● TASK TO COMPLETE
Using the data below, repeat all of it precisely.

● PROVIDED RECORDS
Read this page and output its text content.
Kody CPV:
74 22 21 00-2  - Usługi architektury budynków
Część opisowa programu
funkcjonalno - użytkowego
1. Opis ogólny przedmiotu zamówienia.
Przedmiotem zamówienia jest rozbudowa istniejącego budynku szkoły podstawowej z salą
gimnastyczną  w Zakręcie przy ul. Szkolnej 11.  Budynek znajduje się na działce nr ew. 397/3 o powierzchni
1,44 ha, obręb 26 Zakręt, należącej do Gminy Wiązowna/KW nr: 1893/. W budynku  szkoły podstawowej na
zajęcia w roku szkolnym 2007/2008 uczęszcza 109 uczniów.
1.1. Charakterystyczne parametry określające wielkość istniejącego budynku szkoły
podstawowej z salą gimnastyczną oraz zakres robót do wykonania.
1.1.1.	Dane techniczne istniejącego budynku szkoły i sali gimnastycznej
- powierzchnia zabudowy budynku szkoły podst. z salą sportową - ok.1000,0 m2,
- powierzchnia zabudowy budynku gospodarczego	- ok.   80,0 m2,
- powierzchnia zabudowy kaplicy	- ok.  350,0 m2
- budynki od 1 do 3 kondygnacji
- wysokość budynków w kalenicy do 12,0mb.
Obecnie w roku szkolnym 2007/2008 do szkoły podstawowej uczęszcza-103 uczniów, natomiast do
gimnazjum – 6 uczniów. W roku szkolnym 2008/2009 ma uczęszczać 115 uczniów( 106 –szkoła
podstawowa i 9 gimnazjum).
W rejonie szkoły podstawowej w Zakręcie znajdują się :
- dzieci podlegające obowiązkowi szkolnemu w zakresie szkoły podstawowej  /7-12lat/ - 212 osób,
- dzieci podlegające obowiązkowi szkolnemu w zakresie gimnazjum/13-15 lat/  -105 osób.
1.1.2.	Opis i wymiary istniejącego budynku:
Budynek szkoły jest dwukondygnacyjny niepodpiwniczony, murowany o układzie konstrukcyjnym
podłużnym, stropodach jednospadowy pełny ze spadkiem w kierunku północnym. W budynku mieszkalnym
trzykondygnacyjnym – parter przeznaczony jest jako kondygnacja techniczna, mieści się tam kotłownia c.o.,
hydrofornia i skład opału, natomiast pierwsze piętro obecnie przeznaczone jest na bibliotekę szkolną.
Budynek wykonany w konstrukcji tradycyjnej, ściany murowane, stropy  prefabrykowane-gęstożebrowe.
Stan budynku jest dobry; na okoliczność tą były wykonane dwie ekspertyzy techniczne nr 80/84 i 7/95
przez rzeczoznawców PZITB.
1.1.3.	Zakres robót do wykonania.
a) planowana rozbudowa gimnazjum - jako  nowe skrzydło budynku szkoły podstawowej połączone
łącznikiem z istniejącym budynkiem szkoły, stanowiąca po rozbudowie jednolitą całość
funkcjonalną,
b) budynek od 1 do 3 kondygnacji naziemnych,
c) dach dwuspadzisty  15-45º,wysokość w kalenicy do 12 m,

● TASK ANSWER
Read this page and output its text content.
Kody CPV:
74 22 21 00-2  - Usługi architektury budynków
Część opisowa programu
funkcjonalno - użytkowego
1. Opis ogólny przedmiotu zamówienia.
Przedmiotem zamówienia jest rozbudowa istniejącego budynku szkoły podstawowej z salą
gimnastyczną  w Zakręcie przy ul. Szkolnej 11.  Budynek znajduje się na działce nr ew. 397/3 o powierzchni
1,44 ha, obręb 26 Zakręt, należącej do Gminy Wiązowna/KW nr: 1893/. W budynku  szkoły podstawowej na
zajęcia w roku szkolnym 2007/2008 uczęszcza 109 uczniów.
1.1. Charakterystyczne parametry określające wielkość istniejącego budynku szkoły
podstawowej z salą gimnastyczną oraz zakres robót do wykonania.
1.1.1.	Dane techniczne istniejącego budynku szkoły i sali gimnastycznej
- powierzchnia zabudowy budynku szkoły podst. z salą sportową - ok.1000,0 m2,
- powierzchnia zabudowy budynku gospodarczego	- ok.   80,0 m2,
- powierzchnia zabudowy kaplicy	- ok.  350,0 m2
- budynki od 1 do 3 kondygnacji
- wysokość budynków w kalenicy do 12,0mb.
Obecnie w roku szkolnym 2007/2008 do szkoły podstawowej uczęszcza-103 uczniów, natomiast do
gimnazjum – 6 uczniów. W roku szkolnym 2008/2009 ma uczęszczać 115 uczniów( 106 –szkoła
podstawowa i 9 gimnazjum).
W rejonie szkoły podstawowej w Zakręcie znajdują się :
- dzieci podlegające obowiązkowi szkolnemu w zakresie szkoły podstawowej  /7-12lat/ - 212 osób,
- dzieci podlegające obowiązkowi szkolnemu w zakresie gimnazjum/13-15 lat/  -105 osób.
1.1.2.	Opis i wymiary istniejącego budynku:
Budynek szkoły jest dwukondygnacyjny niepodpiwniczony, murowany o układzie konstrukcyjnym
podłużnym, stropodach jednospadowy pełny ze spadkiem w kierunku północnym. W budynku mieszkalnym
trzykondygnacyjnym – parter przeznaczony jest jako kondygnacja techniczna, mieści się tam kotłownia c.o.,
hydrofornia i skład opału, natomiast pierwsze piętro obecnie przeznaczone jest na bibliotekę szkolną.
Budynek wykonany w konstrukcji tradycyjnej, ściany murowane, stropy  prefabrykowane-gęstożebrowe.
Stan budynku jest dobry; na okoliczność tą były wykonane dwie ekspertyzy techniczne nr 80/84 i 7/95
przez rzeczoznawców PZITB.
1.1.3.	Zakres robót do wykonania.
a) planowana rozbudowa gimnazjum - jako  nowe skrzydło budynku szkoły podstawowej połączone
łącznikiem z istniejącym budynkiem szkoły, stanowiąca po rozbudowie jednolitą całość
funkcjonalną,
b) budynek od 1 do 3 kondygnacji naziemnych,
c) dach dwuspadzisty  15-45º,wysokość w kalenicy do 12 m,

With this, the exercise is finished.